**EXERCISE REQUIREMENTS**. Copy every line from the records below that holds the word "color".

**RECORDS PROVIDED**.
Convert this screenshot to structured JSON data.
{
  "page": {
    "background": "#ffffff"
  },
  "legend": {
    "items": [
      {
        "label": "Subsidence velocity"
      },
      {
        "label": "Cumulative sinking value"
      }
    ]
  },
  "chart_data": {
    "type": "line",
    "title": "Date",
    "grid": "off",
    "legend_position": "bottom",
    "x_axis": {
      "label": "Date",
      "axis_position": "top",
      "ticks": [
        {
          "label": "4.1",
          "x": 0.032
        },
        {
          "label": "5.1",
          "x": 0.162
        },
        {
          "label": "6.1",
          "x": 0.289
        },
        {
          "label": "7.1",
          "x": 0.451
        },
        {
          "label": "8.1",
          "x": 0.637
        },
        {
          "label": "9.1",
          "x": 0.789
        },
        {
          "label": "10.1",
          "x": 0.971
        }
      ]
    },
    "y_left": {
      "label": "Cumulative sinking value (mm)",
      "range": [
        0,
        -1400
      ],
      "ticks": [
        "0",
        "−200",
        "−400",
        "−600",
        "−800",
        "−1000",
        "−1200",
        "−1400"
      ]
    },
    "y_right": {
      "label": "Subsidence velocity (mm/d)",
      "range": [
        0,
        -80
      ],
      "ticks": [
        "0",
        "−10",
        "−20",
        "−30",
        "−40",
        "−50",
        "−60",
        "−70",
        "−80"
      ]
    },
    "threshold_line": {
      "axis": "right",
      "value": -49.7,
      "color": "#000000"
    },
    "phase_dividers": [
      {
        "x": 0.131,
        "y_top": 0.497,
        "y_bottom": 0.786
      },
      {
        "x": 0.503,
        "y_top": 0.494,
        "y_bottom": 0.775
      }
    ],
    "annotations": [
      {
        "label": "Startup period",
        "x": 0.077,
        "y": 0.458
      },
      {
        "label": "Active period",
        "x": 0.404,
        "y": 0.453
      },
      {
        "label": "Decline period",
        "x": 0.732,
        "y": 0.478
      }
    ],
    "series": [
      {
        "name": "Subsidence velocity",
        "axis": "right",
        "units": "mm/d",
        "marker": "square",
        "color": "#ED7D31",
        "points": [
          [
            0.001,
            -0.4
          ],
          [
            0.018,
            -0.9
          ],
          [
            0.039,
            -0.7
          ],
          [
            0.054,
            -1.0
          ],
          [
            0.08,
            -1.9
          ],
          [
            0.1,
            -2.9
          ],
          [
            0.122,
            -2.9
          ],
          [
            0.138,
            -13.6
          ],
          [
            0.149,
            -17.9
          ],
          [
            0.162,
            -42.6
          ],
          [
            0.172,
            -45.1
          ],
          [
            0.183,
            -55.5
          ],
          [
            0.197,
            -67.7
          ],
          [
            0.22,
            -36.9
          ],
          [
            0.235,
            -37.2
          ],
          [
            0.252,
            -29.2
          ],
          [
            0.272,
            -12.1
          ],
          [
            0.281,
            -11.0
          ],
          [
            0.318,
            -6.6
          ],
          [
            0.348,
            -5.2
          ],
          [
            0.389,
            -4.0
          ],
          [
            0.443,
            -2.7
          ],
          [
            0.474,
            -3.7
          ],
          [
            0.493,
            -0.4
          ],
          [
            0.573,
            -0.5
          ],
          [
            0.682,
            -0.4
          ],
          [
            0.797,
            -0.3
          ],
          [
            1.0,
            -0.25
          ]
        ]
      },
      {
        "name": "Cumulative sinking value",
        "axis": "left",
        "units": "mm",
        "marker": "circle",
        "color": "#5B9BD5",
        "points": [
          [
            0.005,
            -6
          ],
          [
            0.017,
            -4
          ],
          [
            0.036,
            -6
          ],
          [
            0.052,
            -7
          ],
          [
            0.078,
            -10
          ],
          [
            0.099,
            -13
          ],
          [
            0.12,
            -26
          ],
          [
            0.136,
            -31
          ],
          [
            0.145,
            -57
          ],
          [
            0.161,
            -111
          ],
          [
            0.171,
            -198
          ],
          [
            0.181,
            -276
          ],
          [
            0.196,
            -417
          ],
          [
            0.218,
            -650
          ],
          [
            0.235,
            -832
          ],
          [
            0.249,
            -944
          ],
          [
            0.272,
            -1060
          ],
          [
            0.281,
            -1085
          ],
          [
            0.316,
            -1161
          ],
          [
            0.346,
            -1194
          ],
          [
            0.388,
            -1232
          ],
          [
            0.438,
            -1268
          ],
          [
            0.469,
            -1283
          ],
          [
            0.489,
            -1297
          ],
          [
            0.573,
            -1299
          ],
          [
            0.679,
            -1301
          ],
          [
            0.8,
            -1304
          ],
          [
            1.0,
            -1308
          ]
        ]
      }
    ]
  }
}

**PROBLEM SOLUTION**.
      "color": "#000000"
        "color": "#ED7D31",
        "color": "#5B9BD5",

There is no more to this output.